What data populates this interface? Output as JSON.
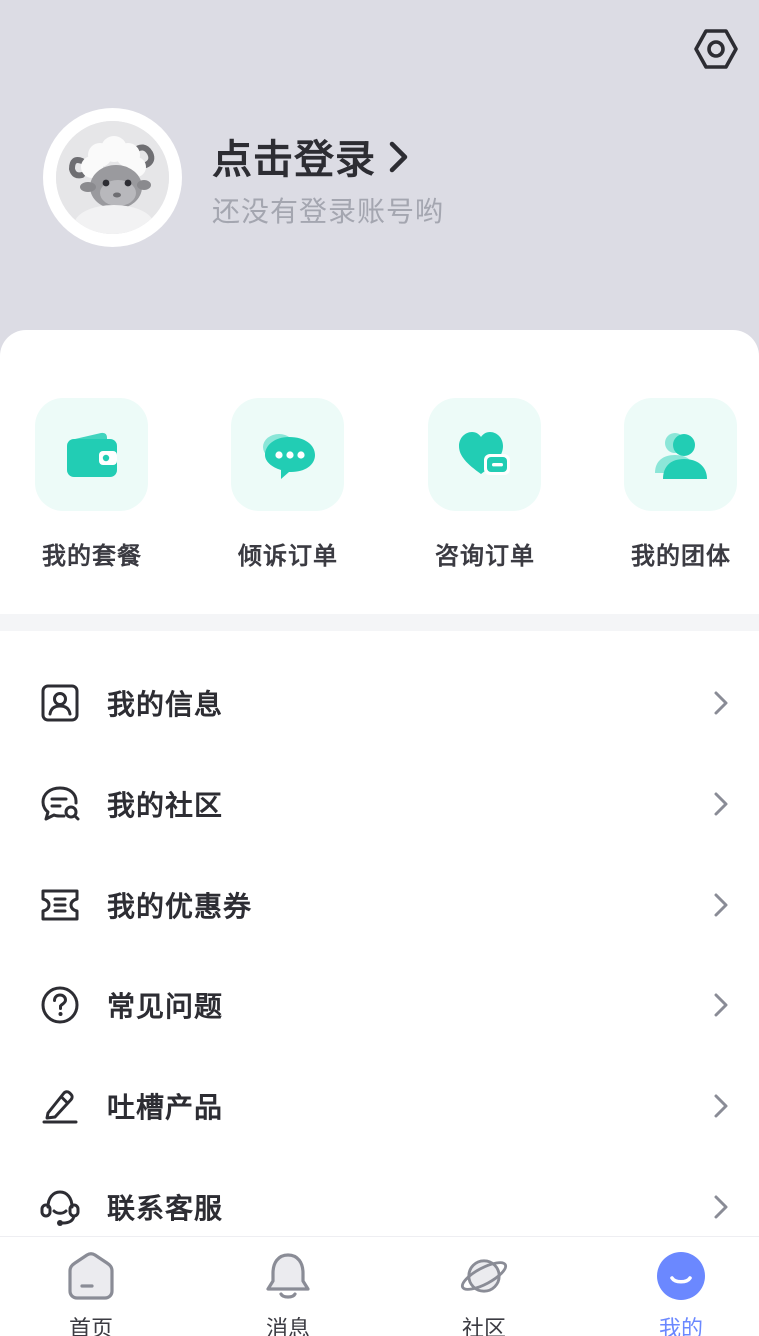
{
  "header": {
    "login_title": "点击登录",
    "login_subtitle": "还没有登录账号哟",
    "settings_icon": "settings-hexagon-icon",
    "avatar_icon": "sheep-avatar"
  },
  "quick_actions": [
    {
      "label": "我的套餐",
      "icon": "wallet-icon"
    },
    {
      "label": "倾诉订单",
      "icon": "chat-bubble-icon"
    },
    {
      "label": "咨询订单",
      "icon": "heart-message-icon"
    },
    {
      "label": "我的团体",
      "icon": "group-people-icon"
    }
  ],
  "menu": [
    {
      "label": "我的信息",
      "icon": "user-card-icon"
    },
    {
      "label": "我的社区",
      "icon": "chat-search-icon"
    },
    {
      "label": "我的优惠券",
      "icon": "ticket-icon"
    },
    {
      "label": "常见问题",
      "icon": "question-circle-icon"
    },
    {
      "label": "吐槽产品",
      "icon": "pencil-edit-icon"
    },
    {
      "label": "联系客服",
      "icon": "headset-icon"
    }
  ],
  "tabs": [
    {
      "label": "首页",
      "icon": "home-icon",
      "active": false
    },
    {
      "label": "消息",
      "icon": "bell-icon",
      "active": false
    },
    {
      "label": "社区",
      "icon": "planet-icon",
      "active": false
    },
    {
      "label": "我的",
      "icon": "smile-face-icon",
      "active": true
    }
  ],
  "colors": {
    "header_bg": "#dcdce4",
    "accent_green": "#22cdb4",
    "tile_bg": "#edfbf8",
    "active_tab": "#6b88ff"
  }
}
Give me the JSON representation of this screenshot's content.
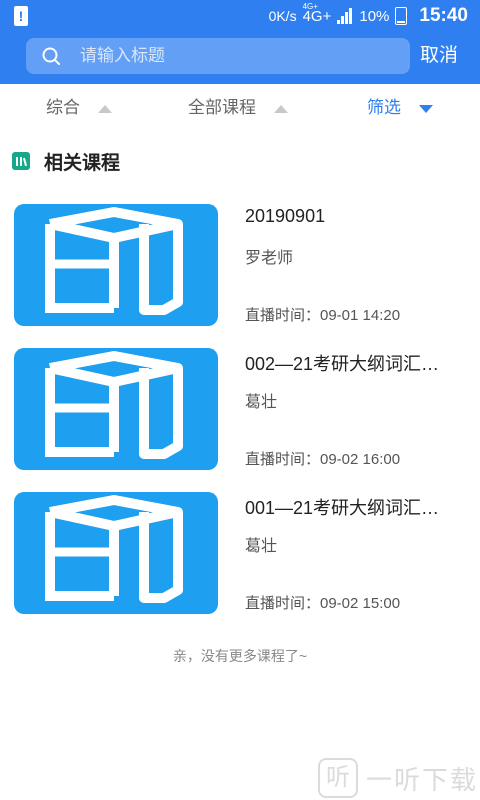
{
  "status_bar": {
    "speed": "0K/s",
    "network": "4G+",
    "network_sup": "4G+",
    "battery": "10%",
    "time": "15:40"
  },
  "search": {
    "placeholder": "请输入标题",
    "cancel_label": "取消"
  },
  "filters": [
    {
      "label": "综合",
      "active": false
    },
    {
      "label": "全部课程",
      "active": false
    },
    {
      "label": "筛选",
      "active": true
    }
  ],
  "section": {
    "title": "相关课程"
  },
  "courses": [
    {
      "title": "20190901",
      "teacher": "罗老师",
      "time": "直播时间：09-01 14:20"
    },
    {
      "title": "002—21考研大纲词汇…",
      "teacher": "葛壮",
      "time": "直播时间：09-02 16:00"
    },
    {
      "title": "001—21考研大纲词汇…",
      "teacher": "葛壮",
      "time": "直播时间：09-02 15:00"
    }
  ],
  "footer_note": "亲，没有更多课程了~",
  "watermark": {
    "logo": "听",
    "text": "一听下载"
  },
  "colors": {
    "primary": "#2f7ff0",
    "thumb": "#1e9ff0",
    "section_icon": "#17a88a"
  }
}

Objective |
Reply with one number: the count of lines in the entries that include the word "time".

Solution for this problem |
4